[ITEMS]:

###

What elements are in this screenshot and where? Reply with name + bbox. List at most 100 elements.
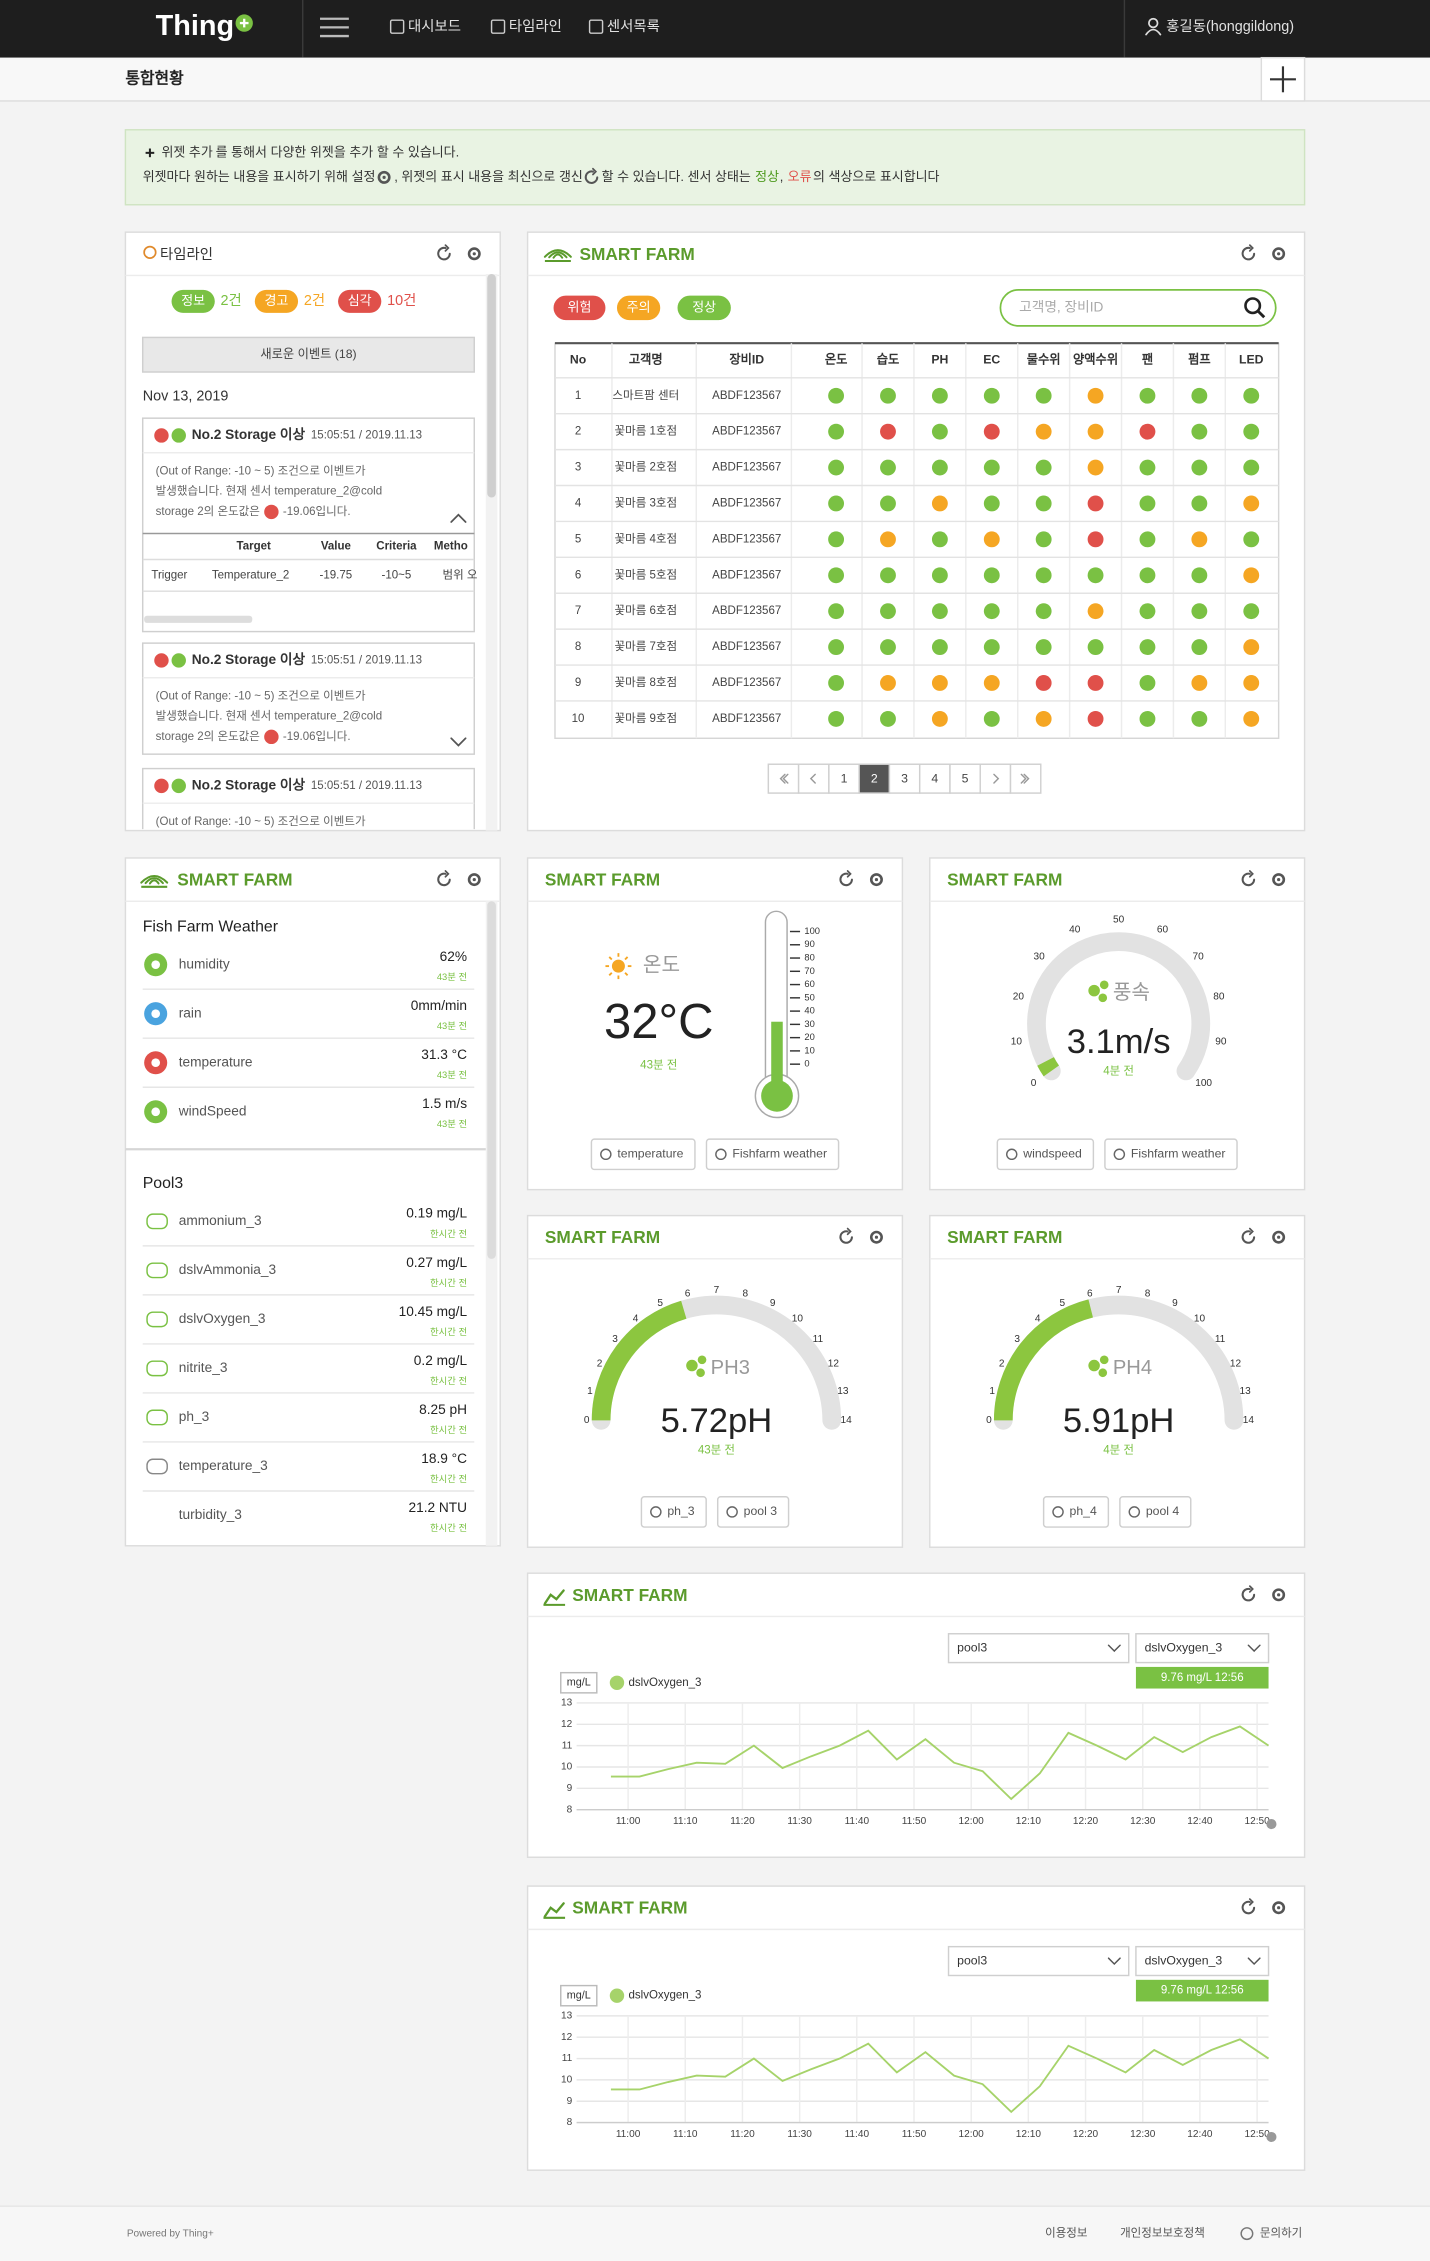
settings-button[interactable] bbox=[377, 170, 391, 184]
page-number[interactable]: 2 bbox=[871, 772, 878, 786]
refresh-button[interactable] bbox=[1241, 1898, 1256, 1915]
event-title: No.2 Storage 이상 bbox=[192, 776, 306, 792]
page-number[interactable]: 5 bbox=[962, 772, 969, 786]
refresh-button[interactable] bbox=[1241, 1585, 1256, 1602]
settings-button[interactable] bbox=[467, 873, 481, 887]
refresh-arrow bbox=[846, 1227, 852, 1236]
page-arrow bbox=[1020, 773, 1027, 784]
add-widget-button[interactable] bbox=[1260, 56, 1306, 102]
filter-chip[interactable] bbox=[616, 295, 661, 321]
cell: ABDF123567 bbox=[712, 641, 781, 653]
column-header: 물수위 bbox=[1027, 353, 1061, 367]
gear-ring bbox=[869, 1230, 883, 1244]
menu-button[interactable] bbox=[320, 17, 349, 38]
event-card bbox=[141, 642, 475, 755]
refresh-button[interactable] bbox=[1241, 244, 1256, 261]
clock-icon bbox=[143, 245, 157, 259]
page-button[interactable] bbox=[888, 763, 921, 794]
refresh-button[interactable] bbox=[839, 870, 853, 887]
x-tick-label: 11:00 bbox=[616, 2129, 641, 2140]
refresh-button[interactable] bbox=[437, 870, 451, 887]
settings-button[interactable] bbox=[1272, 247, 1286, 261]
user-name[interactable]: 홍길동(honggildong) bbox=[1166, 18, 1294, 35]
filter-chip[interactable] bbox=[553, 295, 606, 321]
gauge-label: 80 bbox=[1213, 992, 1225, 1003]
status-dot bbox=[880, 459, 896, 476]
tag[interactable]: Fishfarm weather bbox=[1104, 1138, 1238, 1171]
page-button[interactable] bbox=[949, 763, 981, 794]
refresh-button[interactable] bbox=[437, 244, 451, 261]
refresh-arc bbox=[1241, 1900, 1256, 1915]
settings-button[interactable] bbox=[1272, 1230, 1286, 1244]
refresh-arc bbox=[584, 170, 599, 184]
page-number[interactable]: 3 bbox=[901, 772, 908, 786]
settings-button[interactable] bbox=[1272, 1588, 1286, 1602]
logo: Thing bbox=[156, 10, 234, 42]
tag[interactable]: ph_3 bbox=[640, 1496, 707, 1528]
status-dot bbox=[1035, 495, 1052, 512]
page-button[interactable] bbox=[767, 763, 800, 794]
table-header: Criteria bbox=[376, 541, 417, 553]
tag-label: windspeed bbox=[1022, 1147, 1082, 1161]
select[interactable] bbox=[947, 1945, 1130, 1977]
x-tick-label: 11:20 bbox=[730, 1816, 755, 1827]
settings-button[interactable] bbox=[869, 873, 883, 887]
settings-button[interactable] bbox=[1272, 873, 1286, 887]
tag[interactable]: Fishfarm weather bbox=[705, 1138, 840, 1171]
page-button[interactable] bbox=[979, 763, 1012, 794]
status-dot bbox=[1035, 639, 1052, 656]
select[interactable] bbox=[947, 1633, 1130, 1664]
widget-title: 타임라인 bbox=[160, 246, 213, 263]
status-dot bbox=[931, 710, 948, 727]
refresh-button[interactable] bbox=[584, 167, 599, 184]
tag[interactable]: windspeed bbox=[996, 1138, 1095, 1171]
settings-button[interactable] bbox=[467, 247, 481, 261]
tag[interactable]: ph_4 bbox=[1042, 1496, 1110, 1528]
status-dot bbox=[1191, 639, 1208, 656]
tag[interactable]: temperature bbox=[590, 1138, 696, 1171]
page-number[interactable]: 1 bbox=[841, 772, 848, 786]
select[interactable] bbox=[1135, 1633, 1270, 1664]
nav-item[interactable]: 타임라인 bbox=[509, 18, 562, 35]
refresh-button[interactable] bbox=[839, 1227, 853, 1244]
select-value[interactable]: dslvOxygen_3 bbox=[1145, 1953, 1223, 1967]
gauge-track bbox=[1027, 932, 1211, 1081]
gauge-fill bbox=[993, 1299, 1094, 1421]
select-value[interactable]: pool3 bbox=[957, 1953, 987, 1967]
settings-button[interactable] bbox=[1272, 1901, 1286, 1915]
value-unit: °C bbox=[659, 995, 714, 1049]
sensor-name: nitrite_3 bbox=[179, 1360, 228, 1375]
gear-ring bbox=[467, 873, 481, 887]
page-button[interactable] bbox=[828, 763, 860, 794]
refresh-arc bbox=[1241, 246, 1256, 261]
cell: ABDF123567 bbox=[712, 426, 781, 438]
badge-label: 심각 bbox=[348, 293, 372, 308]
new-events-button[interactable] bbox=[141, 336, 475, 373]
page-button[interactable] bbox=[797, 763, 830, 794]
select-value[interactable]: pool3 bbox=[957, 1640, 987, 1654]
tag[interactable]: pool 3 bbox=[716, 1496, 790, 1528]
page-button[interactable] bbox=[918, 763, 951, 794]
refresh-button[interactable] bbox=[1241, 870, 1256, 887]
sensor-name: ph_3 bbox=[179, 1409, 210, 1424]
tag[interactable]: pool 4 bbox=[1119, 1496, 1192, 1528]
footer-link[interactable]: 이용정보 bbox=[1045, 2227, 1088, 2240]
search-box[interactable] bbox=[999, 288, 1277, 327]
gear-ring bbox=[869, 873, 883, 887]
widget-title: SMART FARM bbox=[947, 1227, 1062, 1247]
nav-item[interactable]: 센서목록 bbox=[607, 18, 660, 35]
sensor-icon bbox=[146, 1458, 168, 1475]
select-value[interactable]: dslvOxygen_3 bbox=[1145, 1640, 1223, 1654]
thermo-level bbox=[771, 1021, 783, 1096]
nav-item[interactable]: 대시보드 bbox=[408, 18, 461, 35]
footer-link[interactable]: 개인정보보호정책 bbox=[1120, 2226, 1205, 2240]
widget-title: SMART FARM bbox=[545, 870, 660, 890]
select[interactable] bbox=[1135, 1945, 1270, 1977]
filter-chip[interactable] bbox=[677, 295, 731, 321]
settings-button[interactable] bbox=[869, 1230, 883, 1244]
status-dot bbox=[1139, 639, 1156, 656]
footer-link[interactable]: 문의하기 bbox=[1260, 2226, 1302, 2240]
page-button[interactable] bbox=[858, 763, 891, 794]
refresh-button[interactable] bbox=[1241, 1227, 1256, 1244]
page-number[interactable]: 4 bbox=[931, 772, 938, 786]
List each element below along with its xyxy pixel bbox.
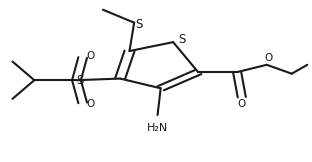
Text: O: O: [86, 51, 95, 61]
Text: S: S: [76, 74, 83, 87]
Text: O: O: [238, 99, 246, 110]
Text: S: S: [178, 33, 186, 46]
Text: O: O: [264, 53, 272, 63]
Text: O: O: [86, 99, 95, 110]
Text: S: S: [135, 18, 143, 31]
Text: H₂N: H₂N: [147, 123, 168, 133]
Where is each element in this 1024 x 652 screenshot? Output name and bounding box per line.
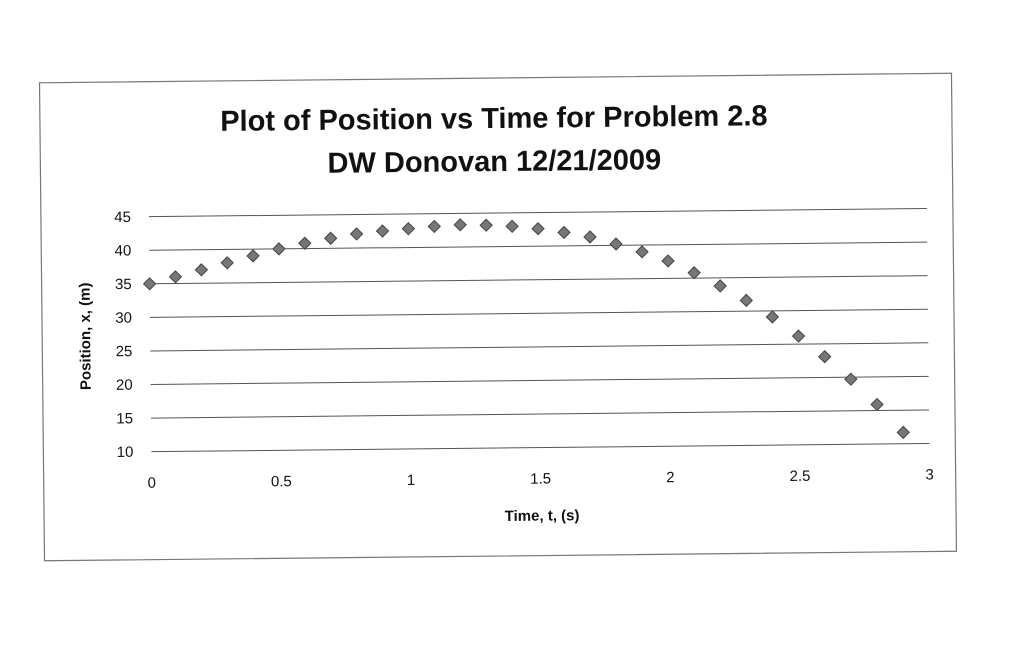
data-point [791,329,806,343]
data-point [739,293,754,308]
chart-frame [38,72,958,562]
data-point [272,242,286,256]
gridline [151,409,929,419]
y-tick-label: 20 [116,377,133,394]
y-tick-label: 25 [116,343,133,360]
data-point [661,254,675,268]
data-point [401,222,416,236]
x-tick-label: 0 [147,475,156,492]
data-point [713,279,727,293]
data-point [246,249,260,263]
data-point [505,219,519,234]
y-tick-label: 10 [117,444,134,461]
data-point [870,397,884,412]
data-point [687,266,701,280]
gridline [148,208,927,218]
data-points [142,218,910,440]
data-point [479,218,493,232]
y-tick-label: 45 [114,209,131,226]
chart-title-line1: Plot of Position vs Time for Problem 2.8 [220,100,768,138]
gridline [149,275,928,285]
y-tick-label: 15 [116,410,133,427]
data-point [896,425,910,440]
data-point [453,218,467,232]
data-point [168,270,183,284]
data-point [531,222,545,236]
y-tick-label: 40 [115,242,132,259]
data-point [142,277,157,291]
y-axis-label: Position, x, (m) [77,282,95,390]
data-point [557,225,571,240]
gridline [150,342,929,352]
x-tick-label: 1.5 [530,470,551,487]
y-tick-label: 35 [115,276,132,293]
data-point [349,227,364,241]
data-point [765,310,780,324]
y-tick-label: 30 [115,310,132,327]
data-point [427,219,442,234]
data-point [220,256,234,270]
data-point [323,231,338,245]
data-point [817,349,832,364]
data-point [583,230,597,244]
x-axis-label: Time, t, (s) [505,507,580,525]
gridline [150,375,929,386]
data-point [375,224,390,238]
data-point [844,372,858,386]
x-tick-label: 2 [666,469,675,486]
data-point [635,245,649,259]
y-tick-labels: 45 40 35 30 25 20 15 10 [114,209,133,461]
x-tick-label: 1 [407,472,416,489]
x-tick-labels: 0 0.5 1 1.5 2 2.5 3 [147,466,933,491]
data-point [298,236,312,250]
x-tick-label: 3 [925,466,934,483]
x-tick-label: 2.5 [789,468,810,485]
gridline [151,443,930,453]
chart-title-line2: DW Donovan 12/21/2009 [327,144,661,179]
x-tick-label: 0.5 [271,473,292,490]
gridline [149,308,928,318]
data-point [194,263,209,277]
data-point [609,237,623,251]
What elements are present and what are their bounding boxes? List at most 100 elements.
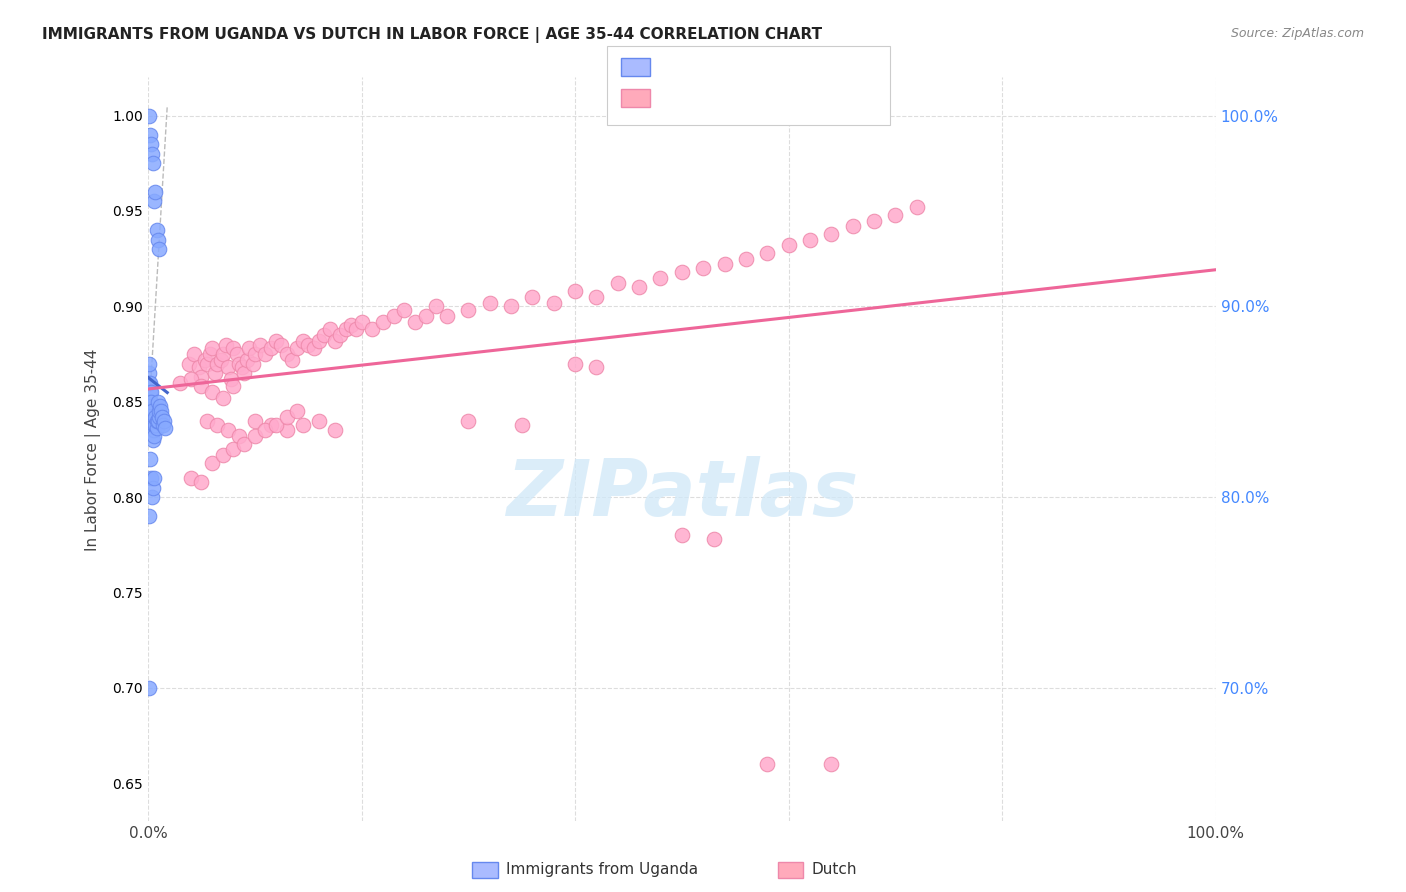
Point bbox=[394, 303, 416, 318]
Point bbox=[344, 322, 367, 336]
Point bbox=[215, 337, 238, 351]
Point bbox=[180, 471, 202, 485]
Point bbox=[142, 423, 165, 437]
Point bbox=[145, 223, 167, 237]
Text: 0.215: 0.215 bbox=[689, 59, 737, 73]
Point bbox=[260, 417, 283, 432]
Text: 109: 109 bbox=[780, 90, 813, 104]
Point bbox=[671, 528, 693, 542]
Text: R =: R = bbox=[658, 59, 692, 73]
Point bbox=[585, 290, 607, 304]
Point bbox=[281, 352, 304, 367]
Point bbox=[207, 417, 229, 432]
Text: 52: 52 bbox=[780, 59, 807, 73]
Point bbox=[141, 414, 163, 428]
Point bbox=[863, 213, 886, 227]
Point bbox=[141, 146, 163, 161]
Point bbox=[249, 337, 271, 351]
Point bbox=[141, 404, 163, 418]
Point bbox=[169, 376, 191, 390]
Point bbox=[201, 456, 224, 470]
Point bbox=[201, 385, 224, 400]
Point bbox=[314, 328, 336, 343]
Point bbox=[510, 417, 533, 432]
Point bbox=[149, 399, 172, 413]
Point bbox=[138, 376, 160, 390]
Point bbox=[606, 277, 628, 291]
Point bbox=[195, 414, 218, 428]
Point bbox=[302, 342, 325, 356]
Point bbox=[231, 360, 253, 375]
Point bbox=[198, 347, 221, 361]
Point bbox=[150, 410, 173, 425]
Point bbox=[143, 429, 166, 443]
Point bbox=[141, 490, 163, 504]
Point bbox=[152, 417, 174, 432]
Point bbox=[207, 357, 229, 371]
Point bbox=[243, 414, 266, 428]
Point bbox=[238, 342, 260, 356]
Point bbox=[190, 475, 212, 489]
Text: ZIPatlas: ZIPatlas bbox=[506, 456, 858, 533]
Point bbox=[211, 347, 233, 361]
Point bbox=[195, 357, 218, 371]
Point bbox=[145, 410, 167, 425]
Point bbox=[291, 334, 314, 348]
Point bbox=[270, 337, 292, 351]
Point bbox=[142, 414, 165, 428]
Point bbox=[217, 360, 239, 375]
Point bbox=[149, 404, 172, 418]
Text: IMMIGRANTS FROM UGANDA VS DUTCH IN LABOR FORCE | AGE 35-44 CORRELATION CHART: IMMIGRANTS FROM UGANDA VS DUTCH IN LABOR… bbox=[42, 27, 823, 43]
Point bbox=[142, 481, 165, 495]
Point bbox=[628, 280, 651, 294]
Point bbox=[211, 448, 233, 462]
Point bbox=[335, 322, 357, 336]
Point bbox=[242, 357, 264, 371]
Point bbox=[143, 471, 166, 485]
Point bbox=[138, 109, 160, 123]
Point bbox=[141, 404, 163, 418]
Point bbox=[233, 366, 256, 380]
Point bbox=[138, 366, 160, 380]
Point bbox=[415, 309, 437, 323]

###

[OBJECTIVE]: Please write out the lines of the material above word for word, starting at the line that contains "Text: O: O: [86, 51, 95, 61]" and ending at the line that contains "Where is each", with both of those lines included.

[TASK ANSWER]:
Text: O: O: [86, 51, 95, 61]
Text: S: S: [76, 74, 83, 87]
Text: O: O: [238, 99, 246, 110]
Text: S: S: [178, 33, 186, 46]
Text: O: O: [264, 53, 272, 63]
Text: O: O: [86, 99, 95, 110]
Text: S: S: [135, 18, 143, 31]
Text: H₂N: H₂N: [147, 123, 168, 133]
Where is each element in this 1024 x 652 screenshot? Output name and bounding box per line.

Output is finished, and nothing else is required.